● **SET TASK**: Extract every record, keeping each one exactly as it is.

· · · · ·

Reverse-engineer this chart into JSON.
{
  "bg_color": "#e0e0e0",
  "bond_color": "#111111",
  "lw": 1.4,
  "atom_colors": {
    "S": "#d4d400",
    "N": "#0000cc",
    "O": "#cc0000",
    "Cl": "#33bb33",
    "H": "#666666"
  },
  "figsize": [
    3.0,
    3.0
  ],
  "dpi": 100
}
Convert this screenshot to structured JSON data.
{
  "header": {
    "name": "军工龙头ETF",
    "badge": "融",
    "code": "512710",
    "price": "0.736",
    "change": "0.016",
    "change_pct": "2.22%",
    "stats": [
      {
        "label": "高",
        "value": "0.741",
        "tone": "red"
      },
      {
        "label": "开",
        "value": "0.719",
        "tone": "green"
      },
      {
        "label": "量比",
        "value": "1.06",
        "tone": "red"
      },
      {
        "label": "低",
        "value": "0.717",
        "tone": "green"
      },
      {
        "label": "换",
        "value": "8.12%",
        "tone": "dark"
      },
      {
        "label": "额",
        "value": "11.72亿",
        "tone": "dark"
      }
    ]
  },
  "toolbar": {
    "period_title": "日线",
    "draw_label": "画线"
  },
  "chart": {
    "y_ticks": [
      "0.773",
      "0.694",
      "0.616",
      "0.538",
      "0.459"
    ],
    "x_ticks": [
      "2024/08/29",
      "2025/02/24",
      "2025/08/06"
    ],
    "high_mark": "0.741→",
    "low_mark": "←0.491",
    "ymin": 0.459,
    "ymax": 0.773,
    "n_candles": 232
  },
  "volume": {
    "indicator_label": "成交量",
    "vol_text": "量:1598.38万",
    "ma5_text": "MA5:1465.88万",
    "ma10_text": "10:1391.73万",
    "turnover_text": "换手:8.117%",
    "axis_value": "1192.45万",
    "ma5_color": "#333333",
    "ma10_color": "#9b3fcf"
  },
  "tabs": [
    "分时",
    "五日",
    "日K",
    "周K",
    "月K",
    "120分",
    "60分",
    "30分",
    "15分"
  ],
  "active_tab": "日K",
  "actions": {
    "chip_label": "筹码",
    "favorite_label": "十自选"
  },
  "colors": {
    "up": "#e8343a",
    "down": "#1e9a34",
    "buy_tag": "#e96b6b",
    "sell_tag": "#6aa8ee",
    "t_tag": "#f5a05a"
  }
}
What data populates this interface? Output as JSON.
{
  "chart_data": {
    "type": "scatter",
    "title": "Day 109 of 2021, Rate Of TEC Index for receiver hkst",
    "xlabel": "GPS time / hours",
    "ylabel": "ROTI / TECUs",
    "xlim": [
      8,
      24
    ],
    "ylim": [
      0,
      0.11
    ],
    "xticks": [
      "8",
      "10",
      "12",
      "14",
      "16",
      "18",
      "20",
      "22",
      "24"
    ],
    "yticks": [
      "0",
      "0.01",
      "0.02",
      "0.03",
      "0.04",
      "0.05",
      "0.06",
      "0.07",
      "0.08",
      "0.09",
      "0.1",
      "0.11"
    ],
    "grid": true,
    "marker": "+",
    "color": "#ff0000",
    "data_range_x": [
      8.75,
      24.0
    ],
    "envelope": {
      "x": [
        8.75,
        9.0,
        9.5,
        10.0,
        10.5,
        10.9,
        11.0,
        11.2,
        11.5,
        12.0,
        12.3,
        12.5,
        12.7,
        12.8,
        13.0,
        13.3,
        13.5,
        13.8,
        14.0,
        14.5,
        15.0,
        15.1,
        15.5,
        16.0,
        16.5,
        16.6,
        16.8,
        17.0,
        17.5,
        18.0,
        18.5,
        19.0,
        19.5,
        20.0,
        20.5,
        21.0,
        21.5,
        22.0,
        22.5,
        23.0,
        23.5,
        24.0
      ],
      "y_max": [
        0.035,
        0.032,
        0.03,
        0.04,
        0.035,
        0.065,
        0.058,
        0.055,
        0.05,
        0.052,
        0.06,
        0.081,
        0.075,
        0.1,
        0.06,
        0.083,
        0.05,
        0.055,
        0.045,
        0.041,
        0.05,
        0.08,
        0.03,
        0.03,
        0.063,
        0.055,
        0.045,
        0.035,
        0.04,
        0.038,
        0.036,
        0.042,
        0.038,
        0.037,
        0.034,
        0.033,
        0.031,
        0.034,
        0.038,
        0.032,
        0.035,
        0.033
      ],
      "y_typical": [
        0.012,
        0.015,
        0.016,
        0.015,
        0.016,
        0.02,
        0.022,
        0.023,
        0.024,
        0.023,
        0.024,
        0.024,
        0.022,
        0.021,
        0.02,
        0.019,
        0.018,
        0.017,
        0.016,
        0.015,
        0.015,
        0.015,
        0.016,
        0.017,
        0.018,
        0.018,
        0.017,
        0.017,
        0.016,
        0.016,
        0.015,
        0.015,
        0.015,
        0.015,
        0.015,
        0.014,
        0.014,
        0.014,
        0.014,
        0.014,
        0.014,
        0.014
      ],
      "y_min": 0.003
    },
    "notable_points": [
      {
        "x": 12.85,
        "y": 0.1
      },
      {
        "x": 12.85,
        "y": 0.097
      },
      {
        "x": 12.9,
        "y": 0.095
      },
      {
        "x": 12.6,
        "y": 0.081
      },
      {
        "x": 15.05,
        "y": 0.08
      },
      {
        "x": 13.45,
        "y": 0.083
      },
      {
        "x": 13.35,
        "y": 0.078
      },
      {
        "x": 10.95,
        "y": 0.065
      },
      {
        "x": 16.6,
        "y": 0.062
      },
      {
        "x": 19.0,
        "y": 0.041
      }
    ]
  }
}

· · · · ·

● **ANSWER TO THE EXERCISE**:
Reverse-engineer this chart into JSON.
{
  "bg_color": "#e0e0e0",
  "bond_color": "#111111",
  "lw": 1.4,
  "atom_colors": {
    "S": "#d4d400",
    "N": "#0000cc",
    "O": "#cc0000",
    "Cl": "#33bb33",
    "H": "#666666"
  },
  "figsize": [
    3.0,
    3.0
  ],
  "dpi": 100
}
Convert this screenshot to structured JSON data.
{
  "header": {
    "name": "军工龙头ETF",
    "badge": "融",
    "code": "512710",
    "price": "0.736",
    "change": "0.016",
    "change_pct": "2.22%",
    "stats": [
      {
        "label": "高",
        "value": "0.741",
        "tone": "red"
      },
      {
        "label": "开",
        "value": "0.719",
        "tone": "green"
      },
      {
        "label": "量比",
        "value": "1.06",
        "tone": "red"
      },
      {
        "label": "低",
        "value": "0.717",
        "tone": "green"
      },
      {
        "label": "换",
        "value": "8.12%",
        "tone": "dark"
      },
      {
        "label": "额",
        "value": "11.72亿",
        "tone": "dark"
      }
    ]
  },
  "toolbar": {
    "period_title": "日线",
    "draw_label": "画线"
  },
  "chart": {
    "y_ticks": [
      "0.773",
      "0.694",
      "0.616",
      "0.538",
      "0.459"
    ],
    "x_ticks": [
      "2024/08/29",
      "2025/02/24",
      "2025/08/06"
    ],
    "high_mark": "0.741→",
    "low_mark": "←0.491",
    "ymin": 0.459,
    "ymax": 0.773,
    "n_candles": 232
  },
  "volume": {
    "indicator_label": "成交量",
    "vol_text": "量:1598.38万",
    "ma5_text": "MA5:1465.88万",
    "ma10_text": "10:1391.73万",
    "turnover_text": "换手:8.117%",
    "axis_value": "1192.45万",
    "ma5_color": "#333333",
    "ma10_color": "#9b3fcf"
  },
  "tabs": [
    "分时",
    "五日",
    "日K",
    "周K",
    "月K",
    "120分",
    "60分",
    "30分",
    "15分"
  ],
  "active_tab": "日K",
  "actions": {
    "chip_label": "筹码",
    "favorite_label": "十自选"
  },
  "colors": {
    "up": "#e8343a",
    "down": "#1e9a34",
    "buy_tag": "#e96b6b",
    "sell_tag": "#6aa8ee",
    "t_tag": "#f5a05a"
  }
}
What data populates this interface? Output as JSON.
{
  "chart_data": {
    "type": "scatter",
    "title": "Day 109 of 2021, Rate Of TEC Index for receiver hkst",
    "xlabel": "GPS time / hours",
    "ylabel": "ROTI / TECUs",
    "xlim": [
      8,
      24
    ],
    "ylim": [
      0,
      0.11
    ],
    "xticks": [
      "8",
      "10",
      "12",
      "14",
      "16",
      "18",
      "20",
      "22",
      "24"
    ],
    "yticks": [
      "0",
      "0.01",
      "0.02",
      "0.03",
      "0.04",
      "0.05",
      "0.06",
      "0.07",
      "0.08",
      "0.09",
      "0.1",
      "0.11"
    ],
    "grid": true,
    "marker": "+",
    "color": "#ff0000",
    "data_range_x": [
      8.75,
      24.0
    ],
    "envelope": {
      "x": [
        8.75,
        9.0,
        9.5,
        10.0,
        10.5,
        10.9,
        11.0,
        11.2,
        11.5,
        12.0,
        12.3,
        12.5,
        12.7,
        12.8,
        13.0,
        13.3,
        13.5,
        13.8,
        14.0,
        14.5,
        15.0,
        15.1,
        15.5,
        16.0,
        16.5,
        16.6,
        16.8,
        17.0,
        17.5,
        18.0,
        18.5,
        19.0,
        19.5,
        20.0,
        20.5,
        21.0,
        21.5,
        22.0,
        22.5,
        23.0,
        23.5,
        24.0
      ],
      "y_max": [
        0.035,
        0.032,
        0.03,
        0.04,
        0.035,
        0.065,
        0.058,
        0.055,
        0.05,
        0.052,
        0.06,
        0.081,
        0.075,
        0.1,
        0.06,
        0.083,
        0.05,
        0.055,
        0.045,
        0.041,
        0.05,
        0.08,
        0.03,
        0.03,
        0.063,
        0.055,
        0.045,
        0.035,
        0.04,
        0.038,
        0.036,
        0.042,
        0.038,
        0.037,
        0.034,
        0.033,
        0.031,
        0.034,
        0.038,
        0.032,
        0.035,
        0.033
      ],
      "y_typical": [
        0.012,
        0.015,
        0.016,
        0.015,
        0.016,
        0.02,
        0.022,
        0.023,
        0.024,
        0.023,
        0.024,
        0.024,
        0.022,
        0.021,
        0.02,
        0.019,
        0.018,
        0.017,
        0.016,
        0.015,
        0.015,
        0.015,
        0.016,
        0.017,
        0.018,
        0.018,
        0.017,
        0.017,
        0.016,
        0.016,
        0.015,
        0.015,
        0.015,
        0.015,
        0.015,
        0.014,
        0.014,
        0.014,
        0.014,
        0.014,
        0.014,
        0.014
      ],
      "y_min": 0.003
    },
    "notable_points": [
      {
        "x": 12.85,
        "y": 0.1
      },
      {
        "x": 12.85,
        "y": 0.097
      },
      {
        "x": 12.9,
        "y": 0.095
      },
      {
        "x": 12.6,
        "y": 0.081
      },
      {
        "x": 15.05,
        "y": 0.08
      },
      {
        "x": 13.45,
        "y": 0.083
      },
      {
        "x": 13.35,
        "y": 0.078
      },
      {
        "x": 10.95,
        "y": 0.065
      },
      {
        "x": 16.6,
        "y": 0.062
      },
      {
        "x": 19.0,
        "y": 0.041
      }
    ]
  }
}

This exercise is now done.